- [Information provided]
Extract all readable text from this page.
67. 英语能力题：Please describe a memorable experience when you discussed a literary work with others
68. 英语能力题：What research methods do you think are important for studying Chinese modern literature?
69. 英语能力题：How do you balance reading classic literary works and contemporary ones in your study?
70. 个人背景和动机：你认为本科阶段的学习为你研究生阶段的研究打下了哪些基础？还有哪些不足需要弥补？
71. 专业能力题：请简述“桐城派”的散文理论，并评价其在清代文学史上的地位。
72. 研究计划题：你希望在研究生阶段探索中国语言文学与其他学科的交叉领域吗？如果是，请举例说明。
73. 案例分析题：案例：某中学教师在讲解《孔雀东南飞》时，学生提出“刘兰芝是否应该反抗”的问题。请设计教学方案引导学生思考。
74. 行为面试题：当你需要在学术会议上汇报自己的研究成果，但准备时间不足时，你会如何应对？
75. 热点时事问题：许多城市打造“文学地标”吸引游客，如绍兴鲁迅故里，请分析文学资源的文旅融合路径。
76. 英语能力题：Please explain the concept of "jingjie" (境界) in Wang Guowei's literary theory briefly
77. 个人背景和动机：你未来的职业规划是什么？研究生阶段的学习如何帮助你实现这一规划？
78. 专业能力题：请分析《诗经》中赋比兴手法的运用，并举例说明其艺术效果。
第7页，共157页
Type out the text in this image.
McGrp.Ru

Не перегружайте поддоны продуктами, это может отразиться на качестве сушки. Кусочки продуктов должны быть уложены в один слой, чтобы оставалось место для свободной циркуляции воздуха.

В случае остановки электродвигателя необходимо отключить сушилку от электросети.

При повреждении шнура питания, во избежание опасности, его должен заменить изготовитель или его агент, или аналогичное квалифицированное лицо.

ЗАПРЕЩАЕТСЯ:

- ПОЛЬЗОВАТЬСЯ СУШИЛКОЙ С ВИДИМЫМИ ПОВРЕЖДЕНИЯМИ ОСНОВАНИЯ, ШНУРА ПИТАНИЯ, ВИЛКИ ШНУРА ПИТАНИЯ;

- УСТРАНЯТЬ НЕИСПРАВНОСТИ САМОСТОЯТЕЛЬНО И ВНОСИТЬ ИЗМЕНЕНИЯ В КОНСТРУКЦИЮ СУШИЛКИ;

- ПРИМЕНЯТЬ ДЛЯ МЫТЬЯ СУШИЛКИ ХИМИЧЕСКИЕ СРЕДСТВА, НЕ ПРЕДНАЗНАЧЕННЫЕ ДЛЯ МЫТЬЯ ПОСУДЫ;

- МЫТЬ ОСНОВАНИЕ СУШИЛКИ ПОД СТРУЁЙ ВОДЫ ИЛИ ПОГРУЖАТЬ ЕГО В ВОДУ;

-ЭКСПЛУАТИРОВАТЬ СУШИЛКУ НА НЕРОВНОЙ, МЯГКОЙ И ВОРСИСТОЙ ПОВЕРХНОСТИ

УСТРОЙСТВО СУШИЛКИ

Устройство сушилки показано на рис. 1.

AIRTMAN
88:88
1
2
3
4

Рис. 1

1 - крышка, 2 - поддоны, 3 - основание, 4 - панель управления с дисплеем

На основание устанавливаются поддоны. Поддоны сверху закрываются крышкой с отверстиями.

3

- [What this task involves]
Please set down all the data word for word.

- [Answer to this problem]
Extract all readable text from this page.
67. 英语能力题：Please describe a memorable experience when you discussed a literary work with others
68. 英语能力题：What research methods do you think are important for studying Chinese modern literature?
69. 英语能力题：How do you balance reading classic literary works and contemporary ones in your study?
70. 个人背景和动机：你认为本科阶段的学习为你研究生阶段的研究打下了哪些基础？还有哪些不足需要弥补？
71. 专业能力题：请简述“桐城派”的散文理论，并评价其在清代文学史上的地位。
72. 研究计划题：你希望在研究生阶段探索中国语言文学与其他学科的交叉领域吗？如果是，请举例说明。
73. 案例分析题：案例：某中学教师在讲解《孔雀东南飞》时，学生提出“刘兰芝是否应该反抗”的问题。请设计教学方案引导学生思考。
74. 行为面试题：当你需要在学术会议上汇报自己的研究成果，但准备时间不足时，你会如何应对？
75. 热点时事问题：许多城市打造“文学地标”吸引游客，如绍兴鲁迅故里，请分析文学资源的文旅融合路径。
76. 英语能力题：Please explain the concept of "jingjie" (境界) in Wang Guowei's literary theory briefly
77. 个人背景和动机：你未来的职业规划是什么？研究生阶段的学习如何帮助你实现这一规划？
78. 专业能力题：请分析《诗经》中赋比兴手法的运用，并举例说明其艺术效果。
第7页，共157页
Type out the text in this image.
McGrp.Ru

Не перегружайте поддоны продуктами, это может отразиться на качестве сушки. Кусочки продуктов должны быть уложены в один слой, чтобы оставалось место для свободной циркуляции воздуха.

В случае остановки электродвигателя необходимо отключить сушилку от электросети.

При повреждении шнура питания, во избежание опасности, его должен заменить изготовитель или его агент, или аналогичное квалифицированное лицо.

ЗАПРЕЩАЕТСЯ:

- ПОЛЬЗОВАТЬСЯ СУШИЛКОЙ С ВИДИМЫМИ ПОВРЕЖДЕНИЯМИ ОСНОВАНИЯ, ШНУРА ПИТАНИЯ, ВИЛКИ ШНУРА ПИТАНИЯ;

- УСТРАНЯТЬ НЕИСПРАВНОСТИ САМОСТОЯТЕЛЬНО И ВНОСИТЬ ИЗМЕНЕНИЯ В КОНСТРУКЦИЮ СУШИЛКИ;

- ПРИМЕНЯТЬ ДЛЯ МЫТЬЯ СУШИЛКИ ХИМИЧЕСКИЕ СРЕДСТВА, НЕ ПРЕДНАЗНАЧЕННЫЕ ДЛЯ МЫТЬЯ ПОСУДЫ;

- МЫТЬ ОСНОВАНИЕ СУШИЛКИ ПОД СТРУЁЙ ВОДЫ ИЛИ ПОГРУЖАТЬ ЕГО В ВОДУ;

-ЭКСПЛУАТИРОВАТЬ СУШИЛКУ НА НЕРОВНОЙ, МЯГКОЙ И ВОРСИСТОЙ ПОВЕРХНОСТИ

УСТРОЙСТВО СУШИЛКИ

Устройство сушилки показано на рис. 1.

AIRTMAN
88:88
1
2
3
4

Рис. 1

1 - крышка, 2 - поддоны, 3 - основание, 4 - панель управления с дисплеем

На основание устанавливаются поддоны. Поддоны сверху закрываются крышкой с отверстиями.

3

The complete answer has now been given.